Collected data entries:
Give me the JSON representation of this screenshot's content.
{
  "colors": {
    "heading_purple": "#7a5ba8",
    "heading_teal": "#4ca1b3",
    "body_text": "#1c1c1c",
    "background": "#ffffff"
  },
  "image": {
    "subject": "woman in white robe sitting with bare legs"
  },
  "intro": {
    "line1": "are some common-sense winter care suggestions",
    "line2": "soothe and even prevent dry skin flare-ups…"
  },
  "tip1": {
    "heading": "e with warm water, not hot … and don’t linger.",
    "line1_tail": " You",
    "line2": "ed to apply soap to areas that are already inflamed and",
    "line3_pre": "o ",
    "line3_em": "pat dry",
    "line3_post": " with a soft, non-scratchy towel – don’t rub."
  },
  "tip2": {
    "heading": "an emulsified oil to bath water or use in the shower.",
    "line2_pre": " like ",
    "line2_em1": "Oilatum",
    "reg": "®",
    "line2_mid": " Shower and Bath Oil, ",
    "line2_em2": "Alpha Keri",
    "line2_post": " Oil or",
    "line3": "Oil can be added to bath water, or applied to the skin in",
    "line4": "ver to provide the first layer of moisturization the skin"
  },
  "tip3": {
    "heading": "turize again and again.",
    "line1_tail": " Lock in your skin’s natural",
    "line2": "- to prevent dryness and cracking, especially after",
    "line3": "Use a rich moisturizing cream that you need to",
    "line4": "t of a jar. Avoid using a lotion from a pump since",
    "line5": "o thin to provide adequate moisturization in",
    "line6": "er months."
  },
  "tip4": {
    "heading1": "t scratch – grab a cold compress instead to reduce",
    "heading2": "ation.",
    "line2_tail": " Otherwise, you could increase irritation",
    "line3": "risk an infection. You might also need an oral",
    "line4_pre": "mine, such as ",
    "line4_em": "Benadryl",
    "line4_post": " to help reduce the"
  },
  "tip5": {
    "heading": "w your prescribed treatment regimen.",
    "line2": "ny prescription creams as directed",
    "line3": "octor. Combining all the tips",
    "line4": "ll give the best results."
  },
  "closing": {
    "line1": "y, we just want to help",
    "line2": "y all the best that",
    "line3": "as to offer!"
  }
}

Your instructions —
Reproduce the full listing word for word.

Result —
Give me the JSON representation of this screenshot's content.
{
  "colors": {
    "heading_purple": "#7a5ba8",
    "heading_teal": "#4ca1b3",
    "body_text": "#1c1c1c",
    "background": "#ffffff"
  },
  "image": {
    "subject": "woman in white robe sitting with bare legs"
  },
  "intro": {
    "line1": "are some common-sense winter care suggestions",
    "line2": "soothe and even prevent dry skin flare-ups…"
  },
  "tip1": {
    "heading": "e with warm water, not hot … and don’t linger.",
    "line1_tail": " You",
    "line2": "ed to apply soap to areas that are already inflamed and",
    "line3_pre": "o ",
    "line3_em": "pat dry",
    "line3_post": " with a soft, non-scratchy towel – don’t rub."
  },
  "tip2": {
    "heading": "an emulsified oil to bath water or use in the shower.",
    "line2_pre": " like ",
    "line2_em1": "Oilatum",
    "reg": "®",
    "line2_mid": " Shower and Bath Oil, ",
    "line2_em2": "Alpha Keri",
    "line2_post": " Oil or",
    "line3": "Oil can be added to bath water, or applied to the skin in",
    "line4": "ver to provide the first layer of moisturization the skin"
  },
  "tip3": {
    "heading": "turize again and again.",
    "line1_tail": " Lock in your skin’s natural",
    "line2": "- to prevent dryness and cracking, especially after",
    "line3": "Use a rich moisturizing cream that you need to",
    "line4": "t of a jar. Avoid using a lotion from a pump since",
    "line5": "o thin to provide adequate moisturization in",
    "line6": "er months."
  },
  "tip4": {
    "heading1": "t scratch – grab a cold compress instead to reduce",
    "heading2": "ation.",
    "line2_tail": " Otherwise, you could increase irritation",
    "line3": "risk an infection. You might also need an oral",
    "line4_pre": "mine, such as ",
    "line4_em": "Benadryl",
    "line4_post": " to help reduce the"
  },
  "tip5": {
    "heading": "w your prescribed treatment regimen.",
    "line2": "ny prescription creams as directed",
    "line3": "octor. Combining all the tips",
    "line4": "ll give the best results."
  },
  "closing": {
    "line1": "y, we just want to help",
    "line2": "y all the best that",
    "line3": "as to offer!"
  }
}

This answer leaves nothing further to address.